(Dataset listings of figures)

☆ ☆ ☆ ☆

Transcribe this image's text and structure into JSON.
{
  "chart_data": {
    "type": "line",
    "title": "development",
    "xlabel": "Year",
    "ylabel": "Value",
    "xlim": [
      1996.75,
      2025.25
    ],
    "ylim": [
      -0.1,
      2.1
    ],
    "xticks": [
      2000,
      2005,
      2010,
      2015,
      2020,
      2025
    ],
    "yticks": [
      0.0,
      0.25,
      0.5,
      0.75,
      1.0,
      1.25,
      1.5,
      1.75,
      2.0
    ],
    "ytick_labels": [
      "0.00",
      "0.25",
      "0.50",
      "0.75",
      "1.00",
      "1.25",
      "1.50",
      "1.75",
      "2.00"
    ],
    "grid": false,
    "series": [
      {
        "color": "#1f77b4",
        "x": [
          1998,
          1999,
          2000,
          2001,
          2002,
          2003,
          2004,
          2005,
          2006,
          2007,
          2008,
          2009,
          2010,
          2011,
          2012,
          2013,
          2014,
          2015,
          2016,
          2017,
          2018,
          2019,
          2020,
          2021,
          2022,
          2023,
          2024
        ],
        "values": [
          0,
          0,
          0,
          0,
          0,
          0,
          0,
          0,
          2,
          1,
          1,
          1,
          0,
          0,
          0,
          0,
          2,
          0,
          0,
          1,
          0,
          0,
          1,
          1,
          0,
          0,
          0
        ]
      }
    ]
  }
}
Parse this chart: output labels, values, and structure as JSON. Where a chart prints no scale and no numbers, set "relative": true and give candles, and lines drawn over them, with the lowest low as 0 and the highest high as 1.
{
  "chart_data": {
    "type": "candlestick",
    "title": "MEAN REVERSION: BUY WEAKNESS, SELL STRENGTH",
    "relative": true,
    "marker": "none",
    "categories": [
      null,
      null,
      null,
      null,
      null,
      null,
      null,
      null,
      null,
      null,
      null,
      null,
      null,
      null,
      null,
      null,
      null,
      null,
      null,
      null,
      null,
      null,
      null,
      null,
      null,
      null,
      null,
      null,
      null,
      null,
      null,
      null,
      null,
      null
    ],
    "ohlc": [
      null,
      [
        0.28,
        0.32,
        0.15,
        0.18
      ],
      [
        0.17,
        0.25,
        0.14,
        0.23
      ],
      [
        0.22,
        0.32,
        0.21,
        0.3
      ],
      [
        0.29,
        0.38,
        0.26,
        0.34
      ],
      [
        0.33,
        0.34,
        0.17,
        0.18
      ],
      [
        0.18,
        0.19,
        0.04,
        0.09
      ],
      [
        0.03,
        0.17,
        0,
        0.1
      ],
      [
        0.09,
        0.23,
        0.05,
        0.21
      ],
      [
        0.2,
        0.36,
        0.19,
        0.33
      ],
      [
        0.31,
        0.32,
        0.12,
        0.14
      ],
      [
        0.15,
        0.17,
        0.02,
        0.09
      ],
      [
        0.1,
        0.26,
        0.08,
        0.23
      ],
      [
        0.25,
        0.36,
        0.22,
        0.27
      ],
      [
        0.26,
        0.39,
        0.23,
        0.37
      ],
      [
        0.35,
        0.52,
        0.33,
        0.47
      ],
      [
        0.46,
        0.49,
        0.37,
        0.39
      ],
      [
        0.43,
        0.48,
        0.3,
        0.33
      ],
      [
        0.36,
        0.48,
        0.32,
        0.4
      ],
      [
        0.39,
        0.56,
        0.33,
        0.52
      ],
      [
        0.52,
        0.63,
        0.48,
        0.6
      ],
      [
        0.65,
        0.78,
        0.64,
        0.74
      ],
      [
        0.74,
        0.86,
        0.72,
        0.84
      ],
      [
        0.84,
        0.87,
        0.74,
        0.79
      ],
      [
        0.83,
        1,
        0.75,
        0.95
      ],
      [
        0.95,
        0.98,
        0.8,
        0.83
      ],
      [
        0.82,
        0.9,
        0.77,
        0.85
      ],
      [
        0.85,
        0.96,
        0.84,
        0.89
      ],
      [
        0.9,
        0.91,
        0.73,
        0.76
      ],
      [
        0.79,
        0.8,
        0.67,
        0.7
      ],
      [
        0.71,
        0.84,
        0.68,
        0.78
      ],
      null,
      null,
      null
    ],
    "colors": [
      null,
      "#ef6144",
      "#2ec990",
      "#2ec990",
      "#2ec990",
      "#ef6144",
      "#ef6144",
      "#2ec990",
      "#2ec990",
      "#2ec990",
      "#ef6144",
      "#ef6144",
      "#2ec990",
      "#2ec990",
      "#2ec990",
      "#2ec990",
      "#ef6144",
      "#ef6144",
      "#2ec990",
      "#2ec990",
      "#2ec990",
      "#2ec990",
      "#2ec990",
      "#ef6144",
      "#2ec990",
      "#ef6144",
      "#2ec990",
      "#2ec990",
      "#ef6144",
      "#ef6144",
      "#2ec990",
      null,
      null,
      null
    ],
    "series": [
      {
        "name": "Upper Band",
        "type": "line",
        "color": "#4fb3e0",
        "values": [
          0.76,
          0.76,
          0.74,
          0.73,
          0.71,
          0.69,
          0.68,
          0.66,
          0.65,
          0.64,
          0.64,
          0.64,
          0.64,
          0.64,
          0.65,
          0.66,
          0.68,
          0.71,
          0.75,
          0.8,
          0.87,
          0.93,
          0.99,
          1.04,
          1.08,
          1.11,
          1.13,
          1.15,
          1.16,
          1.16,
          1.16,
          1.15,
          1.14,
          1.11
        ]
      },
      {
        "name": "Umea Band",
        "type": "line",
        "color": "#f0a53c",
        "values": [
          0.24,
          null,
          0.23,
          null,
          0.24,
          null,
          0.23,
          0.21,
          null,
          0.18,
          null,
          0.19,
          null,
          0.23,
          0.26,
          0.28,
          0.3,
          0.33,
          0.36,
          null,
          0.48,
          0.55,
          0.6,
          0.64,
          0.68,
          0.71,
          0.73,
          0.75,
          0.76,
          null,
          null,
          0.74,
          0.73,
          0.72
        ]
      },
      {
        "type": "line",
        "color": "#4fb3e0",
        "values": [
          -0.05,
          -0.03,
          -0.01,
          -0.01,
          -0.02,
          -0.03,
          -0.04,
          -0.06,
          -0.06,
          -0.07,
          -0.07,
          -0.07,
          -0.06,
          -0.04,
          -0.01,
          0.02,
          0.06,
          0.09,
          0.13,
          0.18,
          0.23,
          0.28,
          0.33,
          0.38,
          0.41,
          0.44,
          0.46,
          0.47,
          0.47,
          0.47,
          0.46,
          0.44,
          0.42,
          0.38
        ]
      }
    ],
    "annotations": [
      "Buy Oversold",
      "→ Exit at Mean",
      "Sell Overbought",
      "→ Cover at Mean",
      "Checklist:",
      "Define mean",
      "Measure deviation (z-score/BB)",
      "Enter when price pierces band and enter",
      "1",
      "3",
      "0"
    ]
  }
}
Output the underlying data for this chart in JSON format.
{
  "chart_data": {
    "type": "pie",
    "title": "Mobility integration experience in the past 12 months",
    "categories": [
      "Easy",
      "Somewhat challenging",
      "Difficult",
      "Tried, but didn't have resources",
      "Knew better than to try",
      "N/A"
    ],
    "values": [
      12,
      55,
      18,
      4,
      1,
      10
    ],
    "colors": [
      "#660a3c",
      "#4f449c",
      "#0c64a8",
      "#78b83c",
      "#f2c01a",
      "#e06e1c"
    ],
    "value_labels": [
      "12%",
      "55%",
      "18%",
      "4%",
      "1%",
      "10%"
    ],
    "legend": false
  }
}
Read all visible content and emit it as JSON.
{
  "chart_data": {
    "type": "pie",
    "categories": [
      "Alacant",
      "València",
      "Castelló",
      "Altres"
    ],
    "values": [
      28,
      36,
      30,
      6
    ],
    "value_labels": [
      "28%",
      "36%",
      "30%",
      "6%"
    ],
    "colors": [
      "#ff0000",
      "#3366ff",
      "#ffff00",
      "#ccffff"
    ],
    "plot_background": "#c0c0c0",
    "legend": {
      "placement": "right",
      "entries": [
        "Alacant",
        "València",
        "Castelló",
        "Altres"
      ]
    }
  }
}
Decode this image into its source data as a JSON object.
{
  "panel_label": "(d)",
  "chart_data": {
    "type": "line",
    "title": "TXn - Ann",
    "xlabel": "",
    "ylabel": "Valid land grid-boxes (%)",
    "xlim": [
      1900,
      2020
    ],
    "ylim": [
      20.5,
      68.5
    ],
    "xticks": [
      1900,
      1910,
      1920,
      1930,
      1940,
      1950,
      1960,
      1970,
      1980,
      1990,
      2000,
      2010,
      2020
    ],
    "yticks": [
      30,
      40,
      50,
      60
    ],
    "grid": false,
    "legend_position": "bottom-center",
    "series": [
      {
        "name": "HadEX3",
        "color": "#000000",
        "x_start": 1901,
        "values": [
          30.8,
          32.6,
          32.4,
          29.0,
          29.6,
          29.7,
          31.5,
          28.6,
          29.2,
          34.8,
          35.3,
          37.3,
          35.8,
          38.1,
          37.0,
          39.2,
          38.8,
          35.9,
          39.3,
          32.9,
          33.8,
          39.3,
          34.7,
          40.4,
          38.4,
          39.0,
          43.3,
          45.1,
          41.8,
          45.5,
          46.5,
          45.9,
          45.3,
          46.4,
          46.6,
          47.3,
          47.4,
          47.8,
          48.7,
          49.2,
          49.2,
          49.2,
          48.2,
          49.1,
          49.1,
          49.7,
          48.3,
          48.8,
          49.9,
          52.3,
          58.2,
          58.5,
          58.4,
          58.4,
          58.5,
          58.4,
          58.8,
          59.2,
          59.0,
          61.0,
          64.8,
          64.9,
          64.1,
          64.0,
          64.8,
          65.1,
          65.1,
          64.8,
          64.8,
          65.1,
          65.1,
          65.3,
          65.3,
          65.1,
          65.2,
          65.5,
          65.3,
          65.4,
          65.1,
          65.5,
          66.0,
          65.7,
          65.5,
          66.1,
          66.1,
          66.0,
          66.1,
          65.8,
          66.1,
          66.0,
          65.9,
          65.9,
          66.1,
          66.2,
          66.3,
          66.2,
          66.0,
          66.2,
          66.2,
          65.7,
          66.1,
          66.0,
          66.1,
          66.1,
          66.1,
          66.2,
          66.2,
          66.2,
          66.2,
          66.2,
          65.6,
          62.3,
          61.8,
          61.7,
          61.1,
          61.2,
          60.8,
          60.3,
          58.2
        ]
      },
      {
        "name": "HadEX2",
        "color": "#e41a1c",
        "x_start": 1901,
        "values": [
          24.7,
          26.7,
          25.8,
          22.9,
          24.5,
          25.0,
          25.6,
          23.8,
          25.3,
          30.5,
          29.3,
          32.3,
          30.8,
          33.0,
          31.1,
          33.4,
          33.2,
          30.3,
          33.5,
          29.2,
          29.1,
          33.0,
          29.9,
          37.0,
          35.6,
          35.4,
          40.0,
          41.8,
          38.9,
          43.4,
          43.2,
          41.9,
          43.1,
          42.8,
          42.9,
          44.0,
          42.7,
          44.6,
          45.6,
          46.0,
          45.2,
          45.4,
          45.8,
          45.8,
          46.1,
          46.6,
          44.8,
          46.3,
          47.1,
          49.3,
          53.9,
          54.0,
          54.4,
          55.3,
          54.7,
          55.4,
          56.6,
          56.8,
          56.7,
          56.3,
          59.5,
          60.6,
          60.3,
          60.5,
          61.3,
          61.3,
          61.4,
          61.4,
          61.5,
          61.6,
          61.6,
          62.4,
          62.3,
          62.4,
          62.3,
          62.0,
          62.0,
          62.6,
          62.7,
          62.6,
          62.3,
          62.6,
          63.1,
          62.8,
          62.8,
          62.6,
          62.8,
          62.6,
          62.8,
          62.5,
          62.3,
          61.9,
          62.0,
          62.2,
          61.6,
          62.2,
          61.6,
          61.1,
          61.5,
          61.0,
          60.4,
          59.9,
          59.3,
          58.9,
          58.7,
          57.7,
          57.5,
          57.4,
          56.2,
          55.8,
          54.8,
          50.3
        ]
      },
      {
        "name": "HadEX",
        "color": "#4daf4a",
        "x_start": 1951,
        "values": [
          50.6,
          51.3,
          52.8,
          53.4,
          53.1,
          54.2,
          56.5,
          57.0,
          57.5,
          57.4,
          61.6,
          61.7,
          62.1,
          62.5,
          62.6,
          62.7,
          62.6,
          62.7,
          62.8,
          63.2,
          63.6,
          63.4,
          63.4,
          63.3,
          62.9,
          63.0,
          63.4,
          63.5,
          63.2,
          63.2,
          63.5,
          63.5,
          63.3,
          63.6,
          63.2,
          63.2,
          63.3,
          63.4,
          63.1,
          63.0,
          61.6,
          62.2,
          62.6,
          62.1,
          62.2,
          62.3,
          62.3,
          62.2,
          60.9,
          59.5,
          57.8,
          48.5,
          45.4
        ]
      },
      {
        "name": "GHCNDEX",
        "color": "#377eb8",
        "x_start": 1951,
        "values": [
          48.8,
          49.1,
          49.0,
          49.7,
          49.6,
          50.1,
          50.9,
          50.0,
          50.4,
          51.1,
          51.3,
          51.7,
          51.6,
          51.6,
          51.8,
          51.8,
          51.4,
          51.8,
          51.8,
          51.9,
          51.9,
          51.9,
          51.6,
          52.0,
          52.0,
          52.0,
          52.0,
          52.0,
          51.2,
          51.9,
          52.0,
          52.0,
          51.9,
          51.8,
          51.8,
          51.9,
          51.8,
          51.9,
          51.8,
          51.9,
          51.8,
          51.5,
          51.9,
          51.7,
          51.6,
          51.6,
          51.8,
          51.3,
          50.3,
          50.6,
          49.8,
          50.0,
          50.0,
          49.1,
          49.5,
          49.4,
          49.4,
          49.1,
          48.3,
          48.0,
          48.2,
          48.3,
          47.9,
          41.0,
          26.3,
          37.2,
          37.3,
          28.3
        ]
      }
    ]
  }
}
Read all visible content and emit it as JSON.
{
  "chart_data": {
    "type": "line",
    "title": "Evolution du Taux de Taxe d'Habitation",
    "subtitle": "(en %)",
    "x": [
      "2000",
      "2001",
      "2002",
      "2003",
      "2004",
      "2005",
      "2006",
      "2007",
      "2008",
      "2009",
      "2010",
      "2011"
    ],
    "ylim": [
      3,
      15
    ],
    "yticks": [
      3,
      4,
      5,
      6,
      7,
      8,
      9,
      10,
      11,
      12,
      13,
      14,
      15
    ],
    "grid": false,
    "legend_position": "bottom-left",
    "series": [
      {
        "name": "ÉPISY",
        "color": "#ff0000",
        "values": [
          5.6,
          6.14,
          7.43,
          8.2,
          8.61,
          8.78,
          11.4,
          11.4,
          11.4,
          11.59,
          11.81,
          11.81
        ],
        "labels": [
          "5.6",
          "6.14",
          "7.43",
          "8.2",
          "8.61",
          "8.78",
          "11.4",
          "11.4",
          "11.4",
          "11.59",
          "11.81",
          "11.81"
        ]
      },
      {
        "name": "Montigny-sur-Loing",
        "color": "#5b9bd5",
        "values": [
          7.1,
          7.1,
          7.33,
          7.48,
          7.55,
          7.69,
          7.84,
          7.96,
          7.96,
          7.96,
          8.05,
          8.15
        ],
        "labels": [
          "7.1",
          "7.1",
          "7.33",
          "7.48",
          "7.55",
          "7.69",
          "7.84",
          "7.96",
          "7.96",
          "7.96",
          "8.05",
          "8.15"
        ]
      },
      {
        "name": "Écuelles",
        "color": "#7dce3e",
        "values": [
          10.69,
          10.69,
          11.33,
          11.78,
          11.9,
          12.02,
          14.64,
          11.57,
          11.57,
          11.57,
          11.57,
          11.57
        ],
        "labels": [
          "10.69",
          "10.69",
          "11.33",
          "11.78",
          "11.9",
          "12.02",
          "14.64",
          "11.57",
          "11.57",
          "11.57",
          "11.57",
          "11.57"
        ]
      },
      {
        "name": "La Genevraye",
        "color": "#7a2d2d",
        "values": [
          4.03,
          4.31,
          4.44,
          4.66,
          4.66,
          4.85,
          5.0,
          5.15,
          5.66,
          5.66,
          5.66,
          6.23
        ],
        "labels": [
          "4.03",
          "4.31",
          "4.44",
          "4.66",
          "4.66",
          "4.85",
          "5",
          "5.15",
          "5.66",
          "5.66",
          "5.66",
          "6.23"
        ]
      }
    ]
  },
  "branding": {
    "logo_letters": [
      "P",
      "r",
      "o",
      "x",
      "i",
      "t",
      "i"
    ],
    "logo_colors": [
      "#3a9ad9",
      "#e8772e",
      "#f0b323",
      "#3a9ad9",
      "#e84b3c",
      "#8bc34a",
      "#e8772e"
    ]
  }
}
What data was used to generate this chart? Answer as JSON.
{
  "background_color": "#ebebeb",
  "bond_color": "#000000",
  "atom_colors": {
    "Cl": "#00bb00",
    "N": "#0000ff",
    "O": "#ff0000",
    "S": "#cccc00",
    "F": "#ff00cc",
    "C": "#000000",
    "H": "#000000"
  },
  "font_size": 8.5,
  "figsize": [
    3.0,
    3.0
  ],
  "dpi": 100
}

☆ ☆ ☆ ☆

Gather up the lines containing the word "image" from these records and copy them.

Transcribe this image's text and structure into JSON.
Decode this image into its source data as a JSON object.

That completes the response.